--- START OF RECORDS SUPPLIED ---

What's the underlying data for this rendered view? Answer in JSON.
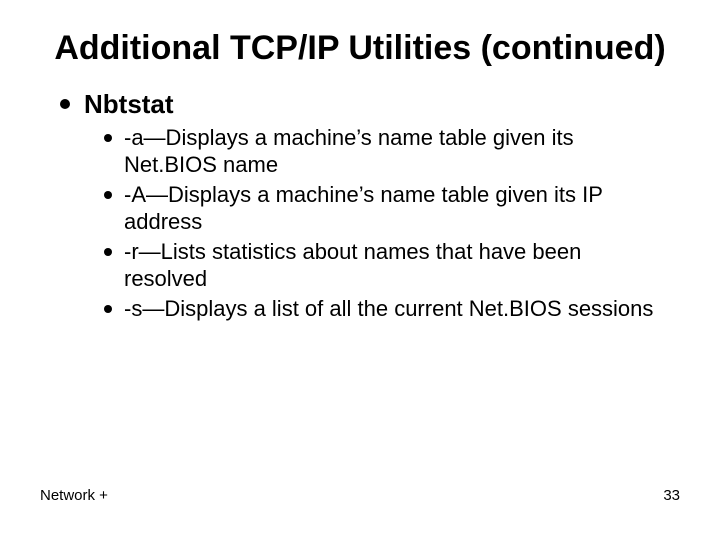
{
  "title": "Additional TCP/IP Utilities (continued)",
  "main": {
    "heading": "Nbtstat",
    "items": [
      "-a—Displays a machine’s name table given its Net.BIOS name",
      "-A—Displays a machine’s name table given its IP address",
      "-r—Lists statistics about names that have been resolved",
      "-s—Displays a list of all the current Net.BIOS sessions"
    ]
  },
  "footer": {
    "left": "Network +",
    "right": "33"
  }
}
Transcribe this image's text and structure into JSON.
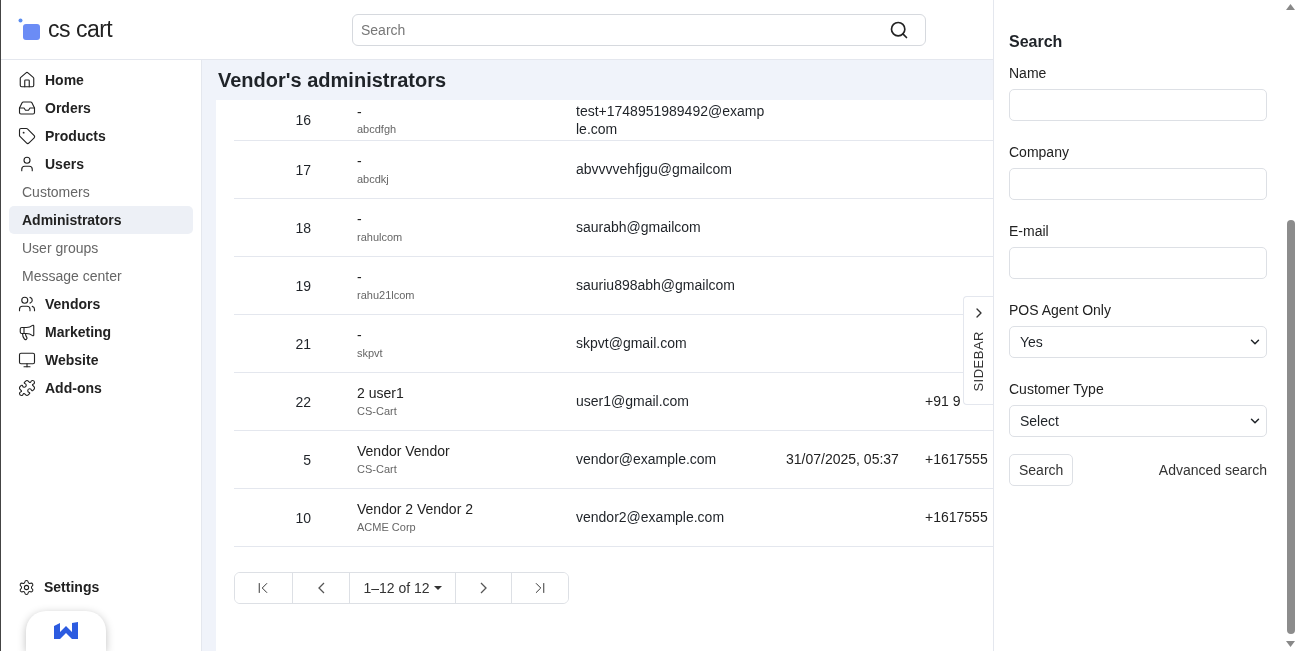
{
  "logo": {
    "text": "cs cart"
  },
  "search": {
    "placeholder": "Search"
  },
  "nav": [
    {
      "label": "Home",
      "kind": "main",
      "selected": false
    },
    {
      "label": "Orders",
      "kind": "main",
      "selected": false
    },
    {
      "label": "Products",
      "kind": "main",
      "selected": false
    },
    {
      "label": "Users",
      "kind": "main",
      "selected": false
    },
    {
      "label": "Customers",
      "kind": "sub",
      "selected": false
    },
    {
      "label": "Administrators",
      "kind": "sub",
      "selected": true
    },
    {
      "label": "User groups",
      "kind": "sub",
      "selected": false
    },
    {
      "label": "Message center",
      "kind": "sub",
      "selected": false
    },
    {
      "label": "Vendors",
      "kind": "main",
      "selected": false
    },
    {
      "label": "Marketing",
      "kind": "main",
      "selected": false
    },
    {
      "label": "Website",
      "kind": "main",
      "selected": false
    },
    {
      "label": "Add-ons",
      "kind": "main",
      "selected": false
    }
  ],
  "settings": {
    "label": "Settings"
  },
  "page_title": "Vendor's administrators",
  "table": {
    "rows": [
      {
        "id": "16",
        "name": "-",
        "company": "abcdfgh",
        "email": [
          "test+1748951989492@examp",
          "le.com"
        ]
      },
      {
        "id": "17",
        "name": "-",
        "company": "abcdkj",
        "email": [
          "abvvvvehfjgu@gmailcom"
        ]
      },
      {
        "id": "18",
        "name": "-",
        "company": "rahulcom",
        "email": [
          "saurabh@gmailcom"
        ]
      },
      {
        "id": "19",
        "name": "-",
        "company": "rahu21lcom",
        "email": [
          "sauriu898abh@gmailcom"
        ]
      },
      {
        "id": "21",
        "name": "-",
        "company": "skpvt",
        "email": [
          "skpvt@gmail.com"
        ]
      },
      {
        "id": "22",
        "name": "2 user1",
        "company": "CS-Cart",
        "email": [
          "user1@gmail.com"
        ],
        "phone": "+91 9"
      },
      {
        "id": "5",
        "name": "Vendor Vendor",
        "company": "CS-Cart",
        "email": [
          "vendor@example.com"
        ],
        "last_login": "31/07/2025, 05:37",
        "phone": "+1617555"
      },
      {
        "id": "10",
        "name": "Vendor 2 Vendor 2",
        "company": "ACME Corp",
        "email": [
          "vendor2@example.com"
        ],
        "phone": "+1617555"
      }
    ]
  },
  "pagination": {
    "range": "1–12 of 12"
  },
  "sidebar_toggle": {
    "label": "SIDEBAR"
  },
  "search_panel": {
    "title": "Search",
    "fields": [
      {
        "label": "Name",
        "kind": "text"
      },
      {
        "label": "Company",
        "kind": "text"
      },
      {
        "label": "E-mail",
        "kind": "text"
      },
      {
        "label": "POS Agent Only",
        "kind": "select",
        "value": "Yes"
      },
      {
        "label": "Customer Type",
        "kind": "select",
        "value": "Select"
      }
    ],
    "button": "Search",
    "link": "Advanced search"
  }
}
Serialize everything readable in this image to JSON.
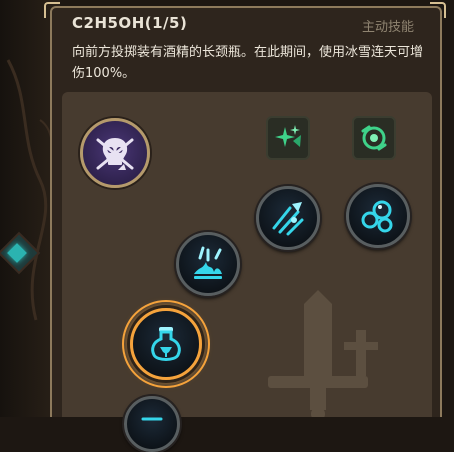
{
  "tooltip": {
    "title": "C2H5OH(1/5)",
    "type_label": "主动技能",
    "description": "向前方投掷装有酒精的长颈瓶。在此期间，使用冰雪连天可增伤100%。"
  },
  "skill_tree": {
    "main_skill": {
      "icon": "skull-bone-icon"
    },
    "passive_slots": [
      {
        "icon": "sparkle-wing-icon"
      },
      {
        "icon": "shield-eye-icon"
      }
    ],
    "nodes": [
      {
        "icon": "claw-slash-icon"
      },
      {
        "icon": "bubble-orbs-icon"
      },
      {
        "icon": "splash-impact-icon"
      },
      {
        "icon": "flask-bottle-icon",
        "selected": true
      },
      {
        "icon": "partial-node-icon"
      }
    ]
  },
  "colors": {
    "accent_selected": "#f5a33c",
    "icon_cyan": "#35d6ea",
    "icon_green": "#3fd28a",
    "panel_bg": "#2e251d",
    "tree_bg": "#473b2f"
  }
}
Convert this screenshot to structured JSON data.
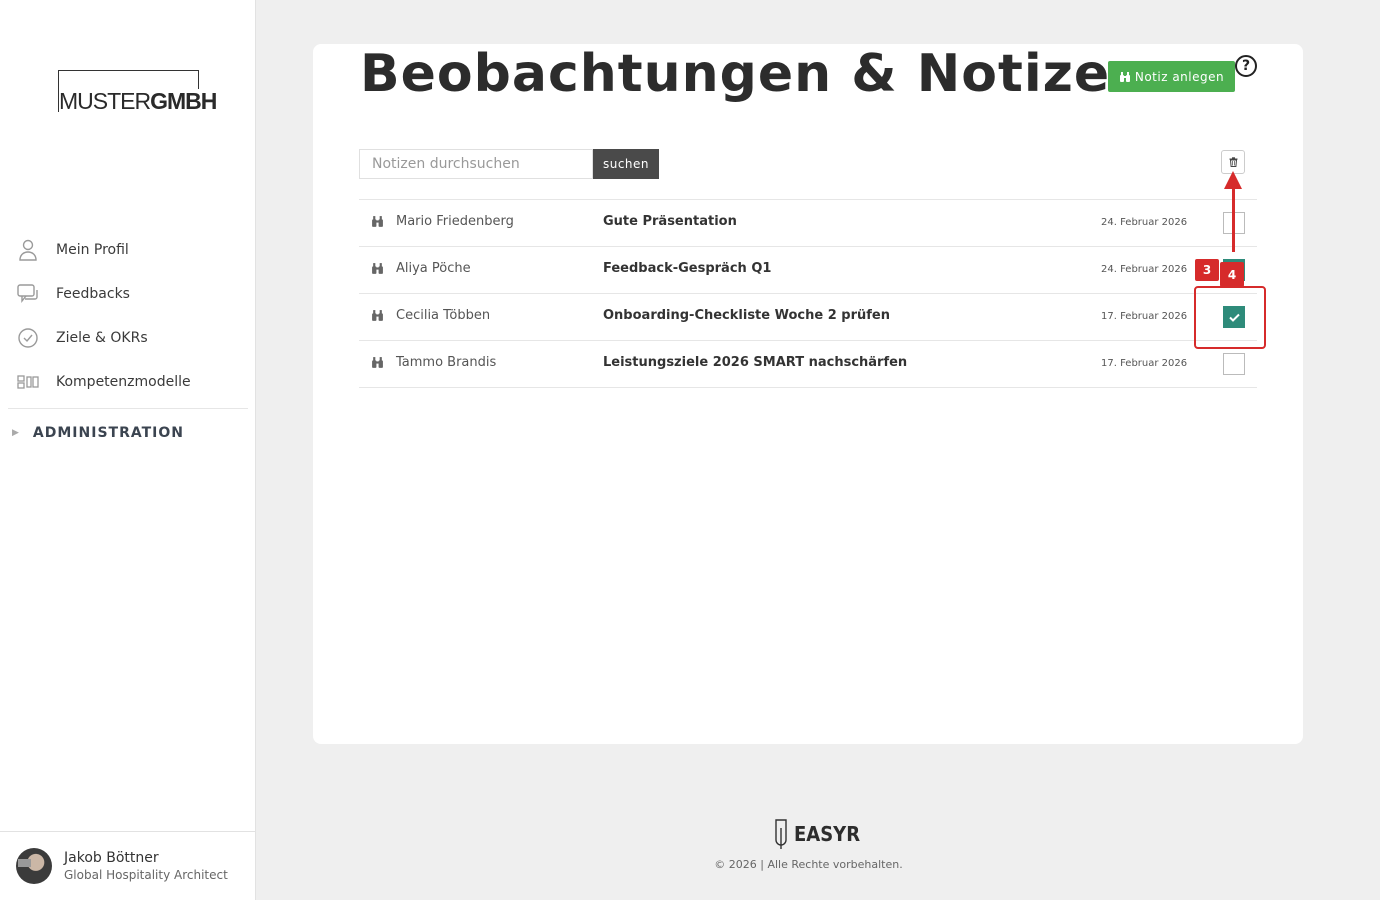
{
  "brand": {
    "logo_part1": "MUSTER",
    "logo_part2": "GMBH"
  },
  "sidebar": {
    "items": [
      {
        "label": "Mein Profil",
        "icon": "user-icon"
      },
      {
        "label": "Feedbacks",
        "icon": "chat-icon"
      },
      {
        "label": "Ziele & OKRs",
        "icon": "check-circle-icon"
      },
      {
        "label": "Kompetenzmodelle",
        "icon": "grid-icon"
      }
    ],
    "admin_label": "ADMINISTRATION"
  },
  "user": {
    "name": "Jakob Böttner",
    "role": "Global Hospitality Architect"
  },
  "main": {
    "title": "Beobachtungen & Notizen",
    "new_button_label": "Notiz anlegen",
    "help_label": "?",
    "search_placeholder": "Notizen durchsuchen",
    "search_button_label": "suchen",
    "notes": [
      {
        "author": "Mario Friedenberg",
        "title": "Gute Präsentation",
        "date": "24. Februar 2026",
        "checked": false
      },
      {
        "author": "Aliya Pöche",
        "title": "Feedback-Gespräch Q1",
        "date": "24. Februar 2026",
        "checked": true
      },
      {
        "author": "Cecilia Többen",
        "title": "Onboarding-Checkliste Woche 2 prüfen",
        "date": "17. Februar 2026",
        "checked": true
      },
      {
        "author": "Tammo Brandis",
        "title": "Leistungsziele 2026 SMART nachschärfen",
        "date": "17. Februar 2026",
        "checked": false
      }
    ]
  },
  "annotations": {
    "badge_a": "3",
    "badge_b": "4",
    "color": "#d62b2b"
  },
  "footer": {
    "logo_word": "EASYR",
    "copyright": "© 2026 | Alle Rechte vorbehalten."
  },
  "colors": {
    "primary_green": "#4caf50",
    "check_teal": "#2e8b7a",
    "search_button": "#4a4a4a"
  }
}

--- END OF RECORDS SUPPLIED ---

▶ [SET TASK] Give the material again exactly as it is, but keep the pictures out.

▶ [RIGHT ANSWER]
What's the underlying data for this rendered view? Answer in JSON.
{
  "title": "Additional TCP/IP Utilities (continued)",
  "main": {
    "heading": "Nbtstat",
    "items": [
      "-a—Displays a machine’s name table given its Net.BIOS name",
      "-A—Displays a machine’s name table given its IP address",
      "-r—Lists statistics about names that have been resolved",
      "-s—Displays a list of all the current Net.BIOS sessions"
    ]
  },
  "footer": {
    "left": "Network +",
    "right": "33"
  }
}
Transcribe this image's text and structure into JSON.
{
  "logo": {
    "text": "cs cart"
  },
  "search": {
    "placeholder": "Search"
  },
  "nav": [
    {
      "label": "Home",
      "kind": "main",
      "selected": false
    },
    {
      "label": "Orders",
      "kind": "main",
      "selected": false
    },
    {
      "label": "Products",
      "kind": "main",
      "selected": false
    },
    {
      "label": "Users",
      "kind": "main",
      "selected": false
    },
    {
      "label": "Customers",
      "kind": "sub",
      "selected": false
    },
    {
      "label": "Administrators",
      "kind": "sub",
      "selected": true
    },
    {
      "label": "User groups",
      "kind": "sub",
      "selected": false
    },
    {
      "label": "Message center",
      "kind": "sub",
      "selected": false
    },
    {
      "label": "Vendors",
      "kind": "main",
      "selected": false
    },
    {
      "label": "Marketing",
      "kind": "main",
      "selected": false
    },
    {
      "label": "Website",
      "kind": "main",
      "selected": false
    },
    {
      "label": "Add-ons",
      "kind": "main",
      "selected": false
    }
  ],
  "settings": {
    "label": "Settings"
  },
  "page_title": "Vendor's administrators",
  "table": {
    "rows": [
      {
        "id": "16",
        "name": "-",
        "company": "abcdfgh",
        "email": [
          "test+1748951989492@examp",
          "le.com"
        ]
      },
      {
        "id": "17",
        "name": "-",
        "company": "abcdkj",
        "email": [
          "abvvvvehfjgu@gmailcom"
        ]
      },
      {
        "id": "18",
        "name": "-",
        "company": "rahulcom",
        "email": [
          "saurabh@gmailcom"
        ]
      },
      {
        "id": "19",
        "name": "-",
        "company": "rahu21lcom",
        "email": [
          "sauriu898abh@gmailcom"
        ]
      },
      {
        "id": "21",
        "name": "-",
        "company": "skpvt",
        "email": [
          "skpvt@gmail.com"
        ]
      },
      {
        "id": "22",
        "name": "2 user1",
        "company": "CS-Cart",
        "email": [
          "user1@gmail.com"
        ],
        "phone": "+91 9"
      },
      {
        "id": "5",
        "name": "Vendor Vendor",
        "company": "CS-Cart",
        "email": [
          "vendor@example.com"
        ],
        "last_login": "31/07/2025, 05:37",
        "phone": "+1617555"
      },
      {
        "id": "10",
        "name": "Vendor 2 Vendor 2",
        "company": "ACME Corp",
        "email": [
          "vendor2@example.com"
        ],
        "phone": "+1617555"
      }
    ]
  },
  "pagination": {
    "range": "1–12 of 12"
  },
  "sidebar_toggle": {
    "label": "SIDEBAR"
  },
  "search_panel": {
    "title": "Search",
    "fields": [
      {
        "label": "Name",
        "kind": "text"
      },
      {
        "label": "Company",
        "kind": "text"
      },
      {
        "label": "E-mail",
        "kind": "text"
      },
      {
        "label": "POS Agent Only",
        "kind": "select",
        "value": "Yes"
      },
      {
        "label": "Customer Type",
        "kind": "select",
        "value": "Select"
      }
    ],
    "button": "Search",
    "link": "Advanced search"
  }
}
Serialize everything readable in this image to JSON.
{
  "tooltip": {
    "title": "C2H5OH(1/5)",
    "type_label": "主动技能",
    "description": "向前方投掷装有酒精的长颈瓶。在此期间，使用冰雪连天可增伤100%。"
  },
  "skill_tree": {
    "main_skill": {
      "icon": "skull-bone-icon"
    },
    "passive_slots": [
      {
        "icon": "sparkle-wing-icon"
      },
      {
        "icon": "shield-eye-icon"
      }
    ],
    "nodes": [
      {
        "icon": "claw-slash-icon"
      },
      {
        "icon": "bubble-orbs-icon"
      },
      {
        "icon": "splash-impact-icon"
      },
      {
        "icon": "flask-bottle-icon",
        "selected": true
      },
      {
        "icon": "partial-node-icon"
      }
    ]
  },
  "colors": {
    "accent_selected": "#f5a33c",
    "icon_cyan": "#35d6ea",
    "icon_green": "#3fd28a",
    "panel_bg": "#2e251d",
    "tree_bg": "#473b2f"
  }
}
Convert this screenshot to structured JSON data.
{
  "brand": {
    "logo_part1": "MUSTER",
    "logo_part2": "GMBH"
  },
  "sidebar": {
    "items": [
      {
        "label": "Mein Profil",
        "icon": "user-icon"
      },
      {
        "label": "Feedbacks",
        "icon": "chat-icon"
      },
      {
        "label": "Ziele & OKRs",
        "icon": "check-circle-icon"
      },
      {
        "label": "Kompetenzmodelle",
        "icon": "grid-icon"
      }
    ],
    "admin_label": "ADMINISTRATION"
  },
  "user": {
    "name": "Jakob Böttner",
    "role": "Global Hospitality Architect"
  },
  "main": {
    "title": "Beobachtungen & Notizen",
    "new_button_label": "Notiz anlegen",
    "help_label": "?",
    "search_placeholder": "Notizen durchsuchen",
    "search_button_label": "suchen",
    "notes": [
      {
        "author": "Mario Friedenberg",
        "title": "Gute Präsentation",
        "date": "24. Februar 2026",
        "checked": false
      },
      {
        "author": "Aliya Pöche",
        "title": "Feedback-Gespräch Q1",
        "date": "24. Februar 2026",
        "checked": true
      },
      {
        "author": "Cecilia Többen",
        "title": "Onboarding-Checkliste Woche 2 prüfen",
        "date": "17. Februar 2026",
        "checked": true
      },
      {
        "author": "Tammo Brandis",
        "title": "Leistungsziele 2026 SMART nachschärfen",
        "date": "17. Februar 2026",
        "checked": false
      }
    ]
  },
  "annotations": {
    "badge_a": "3",
    "badge_b": "4",
    "color": "#d62b2b"
  },
  "footer": {
    "logo_word": "EASYR",
    "copyright": "© 2026 | Alle Rechte vorbehalten."
  },
  "colors": {
    "primary_green": "#4caf50",
    "check_teal": "#2e8b7a",
    "search_button": "#4a4a4a"
  }
}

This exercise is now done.